=== PROBLEM REQUIREMENTS ===
Below is a block of records. Copy every line in it that contains the word "abdominal".

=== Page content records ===
_ _ _ _ _

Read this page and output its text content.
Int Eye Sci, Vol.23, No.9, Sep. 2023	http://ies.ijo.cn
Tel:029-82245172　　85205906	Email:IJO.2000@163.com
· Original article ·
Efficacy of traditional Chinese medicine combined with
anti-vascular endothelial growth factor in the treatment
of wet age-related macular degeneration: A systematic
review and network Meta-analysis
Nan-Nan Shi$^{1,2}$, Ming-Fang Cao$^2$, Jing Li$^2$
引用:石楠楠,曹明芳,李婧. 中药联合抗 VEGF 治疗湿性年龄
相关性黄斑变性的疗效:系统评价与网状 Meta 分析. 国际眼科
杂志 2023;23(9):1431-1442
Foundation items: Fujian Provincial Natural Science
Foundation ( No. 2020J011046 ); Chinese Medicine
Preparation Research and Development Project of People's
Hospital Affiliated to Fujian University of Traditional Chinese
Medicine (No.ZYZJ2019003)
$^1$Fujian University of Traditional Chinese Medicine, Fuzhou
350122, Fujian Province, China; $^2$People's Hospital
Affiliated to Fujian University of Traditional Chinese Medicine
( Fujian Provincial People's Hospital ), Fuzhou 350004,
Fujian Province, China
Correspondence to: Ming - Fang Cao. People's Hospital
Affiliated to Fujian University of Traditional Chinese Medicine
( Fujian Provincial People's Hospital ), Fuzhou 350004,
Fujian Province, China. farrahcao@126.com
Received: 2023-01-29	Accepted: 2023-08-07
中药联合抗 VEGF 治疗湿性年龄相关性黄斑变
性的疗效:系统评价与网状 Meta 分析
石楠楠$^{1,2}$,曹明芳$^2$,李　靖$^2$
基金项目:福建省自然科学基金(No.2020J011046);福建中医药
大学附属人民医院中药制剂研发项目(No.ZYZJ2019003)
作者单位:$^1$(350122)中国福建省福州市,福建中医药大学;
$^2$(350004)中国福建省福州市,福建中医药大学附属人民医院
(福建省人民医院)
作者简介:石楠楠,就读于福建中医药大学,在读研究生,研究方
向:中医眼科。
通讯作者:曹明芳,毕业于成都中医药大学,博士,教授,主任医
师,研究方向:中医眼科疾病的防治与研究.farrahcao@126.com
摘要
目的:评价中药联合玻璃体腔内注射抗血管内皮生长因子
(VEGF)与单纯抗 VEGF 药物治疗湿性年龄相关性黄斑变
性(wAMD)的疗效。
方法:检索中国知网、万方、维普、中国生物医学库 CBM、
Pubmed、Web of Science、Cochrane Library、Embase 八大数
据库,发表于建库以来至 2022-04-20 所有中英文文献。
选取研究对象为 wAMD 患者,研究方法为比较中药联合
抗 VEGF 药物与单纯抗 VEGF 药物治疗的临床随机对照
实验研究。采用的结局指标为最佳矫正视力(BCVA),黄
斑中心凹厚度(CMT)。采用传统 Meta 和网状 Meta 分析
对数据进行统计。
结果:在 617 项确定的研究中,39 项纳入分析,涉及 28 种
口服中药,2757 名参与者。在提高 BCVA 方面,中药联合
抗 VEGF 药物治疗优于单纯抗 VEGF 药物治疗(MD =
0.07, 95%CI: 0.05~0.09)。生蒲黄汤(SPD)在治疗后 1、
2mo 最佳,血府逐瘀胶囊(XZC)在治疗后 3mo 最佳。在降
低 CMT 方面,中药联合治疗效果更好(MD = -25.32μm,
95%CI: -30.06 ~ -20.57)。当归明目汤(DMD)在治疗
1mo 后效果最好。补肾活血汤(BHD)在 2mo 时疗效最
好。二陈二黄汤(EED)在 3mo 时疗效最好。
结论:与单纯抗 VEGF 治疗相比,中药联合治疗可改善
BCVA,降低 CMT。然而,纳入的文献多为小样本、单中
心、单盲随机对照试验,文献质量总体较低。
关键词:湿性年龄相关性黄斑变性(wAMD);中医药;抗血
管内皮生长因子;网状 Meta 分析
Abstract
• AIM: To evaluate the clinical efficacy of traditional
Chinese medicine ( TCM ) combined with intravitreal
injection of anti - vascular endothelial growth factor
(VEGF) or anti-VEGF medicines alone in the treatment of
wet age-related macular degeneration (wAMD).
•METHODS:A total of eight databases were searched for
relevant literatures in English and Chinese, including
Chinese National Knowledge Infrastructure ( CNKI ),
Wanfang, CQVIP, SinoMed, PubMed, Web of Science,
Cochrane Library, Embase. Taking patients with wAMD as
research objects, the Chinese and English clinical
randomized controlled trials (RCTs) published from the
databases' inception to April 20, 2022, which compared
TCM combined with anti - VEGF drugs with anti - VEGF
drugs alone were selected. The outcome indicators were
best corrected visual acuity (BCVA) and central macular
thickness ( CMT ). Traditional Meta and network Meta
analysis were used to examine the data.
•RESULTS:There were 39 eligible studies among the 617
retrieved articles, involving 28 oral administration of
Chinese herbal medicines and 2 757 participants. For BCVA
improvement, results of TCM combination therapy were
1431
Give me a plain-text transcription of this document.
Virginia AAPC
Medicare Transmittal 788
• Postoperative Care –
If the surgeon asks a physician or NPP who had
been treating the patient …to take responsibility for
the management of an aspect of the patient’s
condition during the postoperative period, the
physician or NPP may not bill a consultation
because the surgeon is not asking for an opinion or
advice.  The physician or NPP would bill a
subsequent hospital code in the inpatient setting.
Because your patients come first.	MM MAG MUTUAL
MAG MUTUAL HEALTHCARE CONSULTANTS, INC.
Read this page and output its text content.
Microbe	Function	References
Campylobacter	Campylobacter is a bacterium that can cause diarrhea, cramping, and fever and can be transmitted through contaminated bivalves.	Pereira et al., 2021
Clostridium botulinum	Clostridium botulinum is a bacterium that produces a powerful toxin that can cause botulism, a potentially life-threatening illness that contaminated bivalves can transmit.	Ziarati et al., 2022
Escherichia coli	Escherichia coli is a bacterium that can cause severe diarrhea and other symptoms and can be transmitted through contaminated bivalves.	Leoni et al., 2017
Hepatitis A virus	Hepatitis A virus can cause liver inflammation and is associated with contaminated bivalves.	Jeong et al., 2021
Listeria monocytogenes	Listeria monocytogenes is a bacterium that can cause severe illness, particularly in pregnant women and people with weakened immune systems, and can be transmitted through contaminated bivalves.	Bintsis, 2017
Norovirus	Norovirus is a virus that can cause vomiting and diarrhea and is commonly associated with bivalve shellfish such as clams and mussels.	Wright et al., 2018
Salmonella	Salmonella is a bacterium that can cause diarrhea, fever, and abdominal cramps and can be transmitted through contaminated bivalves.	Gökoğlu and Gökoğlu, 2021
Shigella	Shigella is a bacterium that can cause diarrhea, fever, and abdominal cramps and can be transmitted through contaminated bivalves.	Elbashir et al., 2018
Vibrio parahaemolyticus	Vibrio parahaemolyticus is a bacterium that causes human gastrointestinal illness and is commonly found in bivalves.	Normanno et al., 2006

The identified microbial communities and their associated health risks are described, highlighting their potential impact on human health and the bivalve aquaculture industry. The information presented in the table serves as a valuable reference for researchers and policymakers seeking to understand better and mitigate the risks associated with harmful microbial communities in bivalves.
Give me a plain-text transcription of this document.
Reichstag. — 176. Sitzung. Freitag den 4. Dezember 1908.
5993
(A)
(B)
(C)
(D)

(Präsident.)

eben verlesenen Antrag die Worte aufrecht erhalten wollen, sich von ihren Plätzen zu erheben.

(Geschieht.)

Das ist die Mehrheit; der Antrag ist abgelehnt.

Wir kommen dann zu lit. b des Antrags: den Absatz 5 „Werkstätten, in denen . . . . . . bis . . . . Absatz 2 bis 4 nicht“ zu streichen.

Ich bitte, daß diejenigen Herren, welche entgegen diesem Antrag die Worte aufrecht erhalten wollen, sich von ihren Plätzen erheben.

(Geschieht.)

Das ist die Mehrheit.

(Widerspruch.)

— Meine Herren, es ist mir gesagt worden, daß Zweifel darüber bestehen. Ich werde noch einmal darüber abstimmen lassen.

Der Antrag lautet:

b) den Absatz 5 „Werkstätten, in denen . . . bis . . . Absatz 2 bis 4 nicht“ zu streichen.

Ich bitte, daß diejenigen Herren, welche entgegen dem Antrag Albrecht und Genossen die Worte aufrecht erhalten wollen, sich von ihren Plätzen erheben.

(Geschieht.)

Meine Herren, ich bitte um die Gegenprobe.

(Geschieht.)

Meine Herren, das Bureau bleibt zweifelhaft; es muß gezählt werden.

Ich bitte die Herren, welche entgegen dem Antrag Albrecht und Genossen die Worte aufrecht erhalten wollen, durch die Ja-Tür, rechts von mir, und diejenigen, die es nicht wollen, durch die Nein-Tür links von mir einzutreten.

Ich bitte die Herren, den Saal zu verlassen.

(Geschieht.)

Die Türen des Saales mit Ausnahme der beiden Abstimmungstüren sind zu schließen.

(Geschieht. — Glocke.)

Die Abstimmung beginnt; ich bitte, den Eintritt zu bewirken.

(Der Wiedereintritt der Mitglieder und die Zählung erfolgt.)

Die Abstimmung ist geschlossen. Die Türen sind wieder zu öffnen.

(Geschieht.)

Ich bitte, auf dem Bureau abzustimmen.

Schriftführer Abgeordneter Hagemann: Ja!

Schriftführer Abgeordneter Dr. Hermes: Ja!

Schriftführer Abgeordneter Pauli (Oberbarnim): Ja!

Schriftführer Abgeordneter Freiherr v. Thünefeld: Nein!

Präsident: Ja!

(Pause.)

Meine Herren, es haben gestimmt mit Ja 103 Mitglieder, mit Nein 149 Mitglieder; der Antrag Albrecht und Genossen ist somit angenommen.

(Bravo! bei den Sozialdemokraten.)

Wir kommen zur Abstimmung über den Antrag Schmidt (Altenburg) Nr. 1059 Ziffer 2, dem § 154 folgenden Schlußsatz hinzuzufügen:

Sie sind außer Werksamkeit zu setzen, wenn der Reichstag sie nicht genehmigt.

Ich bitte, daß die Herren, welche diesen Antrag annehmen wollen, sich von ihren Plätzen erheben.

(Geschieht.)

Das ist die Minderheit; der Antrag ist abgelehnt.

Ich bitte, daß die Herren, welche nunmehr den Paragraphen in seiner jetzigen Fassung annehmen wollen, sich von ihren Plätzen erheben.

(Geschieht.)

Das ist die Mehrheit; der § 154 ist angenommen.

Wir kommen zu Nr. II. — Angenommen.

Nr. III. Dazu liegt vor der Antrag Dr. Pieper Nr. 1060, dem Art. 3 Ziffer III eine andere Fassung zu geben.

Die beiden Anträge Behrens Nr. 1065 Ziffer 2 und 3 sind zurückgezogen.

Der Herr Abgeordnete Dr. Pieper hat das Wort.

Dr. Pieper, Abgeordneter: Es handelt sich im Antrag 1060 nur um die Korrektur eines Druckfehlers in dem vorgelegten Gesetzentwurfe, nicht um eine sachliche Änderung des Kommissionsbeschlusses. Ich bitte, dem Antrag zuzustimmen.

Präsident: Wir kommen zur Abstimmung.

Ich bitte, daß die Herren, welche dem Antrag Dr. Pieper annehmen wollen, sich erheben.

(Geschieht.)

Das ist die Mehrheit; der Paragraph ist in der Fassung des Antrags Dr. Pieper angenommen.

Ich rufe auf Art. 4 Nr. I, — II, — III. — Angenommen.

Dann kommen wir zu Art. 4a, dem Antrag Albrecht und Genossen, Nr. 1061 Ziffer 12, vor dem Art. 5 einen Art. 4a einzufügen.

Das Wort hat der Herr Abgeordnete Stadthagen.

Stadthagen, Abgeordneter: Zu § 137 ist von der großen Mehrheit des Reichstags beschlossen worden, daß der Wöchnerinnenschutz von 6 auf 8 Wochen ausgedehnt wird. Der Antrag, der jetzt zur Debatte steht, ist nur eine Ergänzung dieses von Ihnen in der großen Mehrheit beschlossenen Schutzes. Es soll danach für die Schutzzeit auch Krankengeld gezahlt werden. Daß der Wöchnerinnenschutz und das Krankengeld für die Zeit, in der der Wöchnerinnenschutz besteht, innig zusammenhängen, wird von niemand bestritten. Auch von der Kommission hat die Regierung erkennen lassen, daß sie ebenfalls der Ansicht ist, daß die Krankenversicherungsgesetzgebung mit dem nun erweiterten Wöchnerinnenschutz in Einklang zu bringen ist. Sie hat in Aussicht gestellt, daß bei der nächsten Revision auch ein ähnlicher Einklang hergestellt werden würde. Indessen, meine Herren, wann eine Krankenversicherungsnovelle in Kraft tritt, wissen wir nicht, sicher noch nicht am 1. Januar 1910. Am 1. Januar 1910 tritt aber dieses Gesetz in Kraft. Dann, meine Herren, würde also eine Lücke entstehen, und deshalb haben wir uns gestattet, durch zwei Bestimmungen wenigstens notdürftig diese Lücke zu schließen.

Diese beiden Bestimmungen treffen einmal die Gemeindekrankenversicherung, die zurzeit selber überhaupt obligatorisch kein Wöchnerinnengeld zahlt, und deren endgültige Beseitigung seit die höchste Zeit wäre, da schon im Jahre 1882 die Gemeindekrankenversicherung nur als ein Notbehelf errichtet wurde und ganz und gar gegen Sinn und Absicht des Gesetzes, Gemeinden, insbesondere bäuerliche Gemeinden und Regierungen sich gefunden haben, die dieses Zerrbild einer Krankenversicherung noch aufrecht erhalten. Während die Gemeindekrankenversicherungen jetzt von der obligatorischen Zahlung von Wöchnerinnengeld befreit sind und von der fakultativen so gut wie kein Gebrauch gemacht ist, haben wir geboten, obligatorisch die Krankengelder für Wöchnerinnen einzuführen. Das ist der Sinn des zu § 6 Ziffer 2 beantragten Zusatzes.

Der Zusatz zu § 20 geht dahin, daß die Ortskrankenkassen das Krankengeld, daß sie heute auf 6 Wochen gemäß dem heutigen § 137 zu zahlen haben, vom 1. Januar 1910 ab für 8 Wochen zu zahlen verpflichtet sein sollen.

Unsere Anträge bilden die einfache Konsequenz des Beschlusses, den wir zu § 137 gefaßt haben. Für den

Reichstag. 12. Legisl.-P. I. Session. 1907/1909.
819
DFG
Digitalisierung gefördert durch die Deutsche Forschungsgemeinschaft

_ _ _ _ _

=== YOUR SOLUTION ===
Salmonella	Salmonella is a bacterium that can cause diarrhea, fever, and abdominal cramps and can be transmitted through contaminated bivalves.	Gökoğlu and Gökoğlu, 2021
Shigella	Shigella is a bacterium that can cause diarrhea, fever, and abdominal cramps and can be transmitted through contaminated bivalves.	Elbashir et al., 2018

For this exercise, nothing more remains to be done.